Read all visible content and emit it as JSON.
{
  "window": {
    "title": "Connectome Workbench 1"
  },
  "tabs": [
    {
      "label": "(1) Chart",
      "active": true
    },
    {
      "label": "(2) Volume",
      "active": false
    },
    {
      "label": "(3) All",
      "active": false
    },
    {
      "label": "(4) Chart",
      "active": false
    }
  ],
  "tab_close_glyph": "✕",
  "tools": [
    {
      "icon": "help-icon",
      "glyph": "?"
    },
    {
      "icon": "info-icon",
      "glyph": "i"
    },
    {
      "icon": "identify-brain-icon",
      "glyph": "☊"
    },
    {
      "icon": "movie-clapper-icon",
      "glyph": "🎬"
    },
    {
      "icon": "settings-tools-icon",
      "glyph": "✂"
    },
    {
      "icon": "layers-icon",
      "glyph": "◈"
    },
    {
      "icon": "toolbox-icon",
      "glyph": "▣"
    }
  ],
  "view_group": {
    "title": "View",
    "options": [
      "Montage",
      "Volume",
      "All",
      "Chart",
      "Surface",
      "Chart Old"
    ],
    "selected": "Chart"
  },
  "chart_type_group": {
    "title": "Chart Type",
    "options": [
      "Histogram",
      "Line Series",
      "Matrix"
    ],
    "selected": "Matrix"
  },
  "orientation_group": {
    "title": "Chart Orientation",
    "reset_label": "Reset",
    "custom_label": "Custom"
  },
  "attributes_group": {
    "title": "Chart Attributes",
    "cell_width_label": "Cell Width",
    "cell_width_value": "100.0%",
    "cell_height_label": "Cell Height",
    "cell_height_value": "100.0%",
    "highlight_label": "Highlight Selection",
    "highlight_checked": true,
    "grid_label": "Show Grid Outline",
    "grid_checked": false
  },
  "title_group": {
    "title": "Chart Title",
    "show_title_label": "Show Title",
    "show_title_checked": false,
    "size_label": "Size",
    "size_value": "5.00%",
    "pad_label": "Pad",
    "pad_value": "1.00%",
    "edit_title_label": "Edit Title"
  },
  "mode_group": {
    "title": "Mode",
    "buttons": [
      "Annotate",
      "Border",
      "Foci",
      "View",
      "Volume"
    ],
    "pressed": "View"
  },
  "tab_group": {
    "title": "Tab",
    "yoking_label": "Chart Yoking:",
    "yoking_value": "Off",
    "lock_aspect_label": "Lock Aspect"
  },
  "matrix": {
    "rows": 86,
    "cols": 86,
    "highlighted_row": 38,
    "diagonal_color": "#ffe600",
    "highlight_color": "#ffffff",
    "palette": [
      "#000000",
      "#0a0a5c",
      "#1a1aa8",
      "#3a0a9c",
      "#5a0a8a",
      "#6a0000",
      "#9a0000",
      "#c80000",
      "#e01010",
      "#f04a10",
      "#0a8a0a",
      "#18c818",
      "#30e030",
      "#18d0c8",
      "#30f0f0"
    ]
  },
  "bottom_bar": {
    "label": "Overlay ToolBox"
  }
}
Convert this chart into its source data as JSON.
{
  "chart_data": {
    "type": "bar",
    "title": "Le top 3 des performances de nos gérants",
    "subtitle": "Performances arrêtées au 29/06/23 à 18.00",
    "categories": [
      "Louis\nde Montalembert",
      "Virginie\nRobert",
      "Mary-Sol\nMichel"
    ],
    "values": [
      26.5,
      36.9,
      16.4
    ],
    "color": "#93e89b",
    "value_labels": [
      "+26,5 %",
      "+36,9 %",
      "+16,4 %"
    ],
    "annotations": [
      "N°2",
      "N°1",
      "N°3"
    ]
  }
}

- [EXERCISE DIRECTIONS] Repeat each record exactly. Omit nothing.

- [TASK ANSWER]
Read all visible content and emit it as JSON.
{
  "window": {
    "title": "Connectome Workbench 1"
  },
  "tabs": [
    {
      "label": "(1) Chart",
      "active": true
    },
    {
      "label": "(2) Volume",
      "active": false
    },
    {
      "label": "(3) All",
      "active": false
    },
    {
      "label": "(4) Chart",
      "active": false
    }
  ],
  "tab_close_glyph": "✕",
  "tools": [
    {
      "icon": "help-icon",
      "glyph": "?"
    },
    {
      "icon": "info-icon",
      "glyph": "i"
    },
    {
      "icon": "identify-brain-icon",
      "glyph": "☊"
    },
    {
      "icon": "movie-clapper-icon",
      "glyph": "🎬"
    },
    {
      "icon": "settings-tools-icon",
      "glyph": "✂"
    },
    {
      "icon": "layers-icon",
      "glyph": "◈"
    },
    {
      "icon": "toolbox-icon",
      "glyph": "▣"
    }
  ],
  "view_group": {
    "title": "View",
    "options": [
      "Montage",
      "Volume",
      "All",
      "Chart",
      "Surface",
      "Chart Old"
    ],
    "selected": "Chart"
  },
  "chart_type_group": {
    "title": "Chart Type",
    "options": [
      "Histogram",
      "Line Series",
      "Matrix"
    ],
    "selected": "Matrix"
  },
  "orientation_group": {
    "title": "Chart Orientation",
    "reset_label": "Reset",
    "custom_label": "Custom"
  },
  "attributes_group": {
    "title": "Chart Attributes",
    "cell_width_label": "Cell Width",
    "cell_width_value": "100.0%",
    "cell_height_label": "Cell Height",
    "cell_height_value": "100.0%",
    "highlight_label": "Highlight Selection",
    "highlight_checked": true,
    "grid_label": "Show Grid Outline",
    "grid_checked": false
  },
  "title_group": {
    "title": "Chart Title",
    "show_title_label": "Show Title",
    "show_title_checked": false,
    "size_label": "Size",
    "size_value": "5.00%",
    "pad_label": "Pad",
    "pad_value": "1.00%",
    "edit_title_label": "Edit Title"
  },
  "mode_group": {
    "title": "Mode",
    "buttons": [
      "Annotate",
      "Border",
      "Foci",
      "View",
      "Volume"
    ],
    "pressed": "View"
  },
  "tab_group": {
    "title": "Tab",
    "yoking_label": "Chart Yoking:",
    "yoking_value": "Off",
    "lock_aspect_label": "Lock Aspect"
  },
  "matrix": {
    "rows": 86,
    "cols": 86,
    "highlighted_row": 38,
    "diagonal_color": "#ffe600",
    "highlight_color": "#ffffff",
    "palette": [
      "#000000",
      "#0a0a5c",
      "#1a1aa8",
      "#3a0a9c",
      "#5a0a8a",
      "#6a0000",
      "#9a0000",
      "#c80000",
      "#e01010",
      "#f04a10",
      "#0a8a0a",
      "#18c818",
      "#30e030",
      "#18d0c8",
      "#30f0f0"
    ]
  },
  "bottom_bar": {
    "label": "Overlay ToolBox"
  }
}
Convert this chart into its source data as JSON.
{
  "chart_data": {
    "type": "bar",
    "title": "Le top 3 des performances de nos gérants",
    "subtitle": "Performances arrêtées au 29/06/23 à 18.00",
    "categories": [
      "Louis\nde Montalembert",
      "Virginie\nRobert",
      "Mary-Sol\nMichel"
    ],
    "values": [
      26.5,
      36.9,
      16.4
    ],
    "color": "#93e89b",
    "value_labels": [
      "+26,5 %",
      "+36,9 %",
      "+16,4 %"
    ],
    "annotations": [
      "N°2",
      "N°1",
      "N°3"
    ]
  }
}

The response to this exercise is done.